Stored data entries

● ● ● ● ● ● ●

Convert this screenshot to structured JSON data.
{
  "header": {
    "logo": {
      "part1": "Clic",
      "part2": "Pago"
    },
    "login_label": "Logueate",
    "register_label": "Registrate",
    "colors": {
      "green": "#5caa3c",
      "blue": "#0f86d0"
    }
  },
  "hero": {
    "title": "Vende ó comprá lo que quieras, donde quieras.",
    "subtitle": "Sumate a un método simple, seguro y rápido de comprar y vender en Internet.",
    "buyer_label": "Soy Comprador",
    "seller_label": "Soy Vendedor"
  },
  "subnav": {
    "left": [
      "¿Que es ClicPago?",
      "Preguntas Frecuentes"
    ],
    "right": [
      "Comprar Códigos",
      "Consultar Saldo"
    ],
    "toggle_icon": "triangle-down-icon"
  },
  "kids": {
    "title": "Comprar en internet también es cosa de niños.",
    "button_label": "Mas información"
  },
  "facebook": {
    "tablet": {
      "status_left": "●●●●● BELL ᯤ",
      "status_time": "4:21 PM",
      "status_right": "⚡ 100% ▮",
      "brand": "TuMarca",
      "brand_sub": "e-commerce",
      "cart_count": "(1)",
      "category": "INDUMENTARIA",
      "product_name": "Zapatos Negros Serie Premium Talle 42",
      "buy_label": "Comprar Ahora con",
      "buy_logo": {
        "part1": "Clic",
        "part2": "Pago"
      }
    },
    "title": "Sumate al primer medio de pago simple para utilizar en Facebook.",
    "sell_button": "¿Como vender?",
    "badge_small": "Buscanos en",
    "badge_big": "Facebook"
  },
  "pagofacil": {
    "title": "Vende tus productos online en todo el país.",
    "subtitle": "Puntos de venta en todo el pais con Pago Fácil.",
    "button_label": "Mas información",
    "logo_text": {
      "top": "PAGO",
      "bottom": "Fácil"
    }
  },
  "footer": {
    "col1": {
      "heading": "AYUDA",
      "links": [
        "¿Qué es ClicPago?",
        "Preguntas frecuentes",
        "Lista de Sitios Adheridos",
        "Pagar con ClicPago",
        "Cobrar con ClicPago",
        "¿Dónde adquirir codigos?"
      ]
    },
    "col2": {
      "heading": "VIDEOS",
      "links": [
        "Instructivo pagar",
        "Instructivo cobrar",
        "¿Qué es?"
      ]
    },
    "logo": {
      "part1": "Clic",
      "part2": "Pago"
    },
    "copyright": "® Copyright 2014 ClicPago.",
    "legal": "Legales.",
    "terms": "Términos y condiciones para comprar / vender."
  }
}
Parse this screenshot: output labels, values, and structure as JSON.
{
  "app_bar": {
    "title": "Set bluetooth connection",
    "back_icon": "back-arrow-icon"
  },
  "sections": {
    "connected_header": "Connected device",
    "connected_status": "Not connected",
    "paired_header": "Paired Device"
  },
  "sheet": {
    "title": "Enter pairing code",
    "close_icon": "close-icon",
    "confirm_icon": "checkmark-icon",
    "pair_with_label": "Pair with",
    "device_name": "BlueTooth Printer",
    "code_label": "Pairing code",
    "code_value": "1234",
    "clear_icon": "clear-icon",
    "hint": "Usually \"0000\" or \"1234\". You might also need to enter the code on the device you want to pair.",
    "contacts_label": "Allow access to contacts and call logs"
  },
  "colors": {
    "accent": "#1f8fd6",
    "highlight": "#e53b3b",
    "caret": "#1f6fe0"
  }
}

● ● ● ● ● ● ●

Gather and return every line that holds the string "información".

    "button_label": "Mas información"
    "button_label": "Mas información",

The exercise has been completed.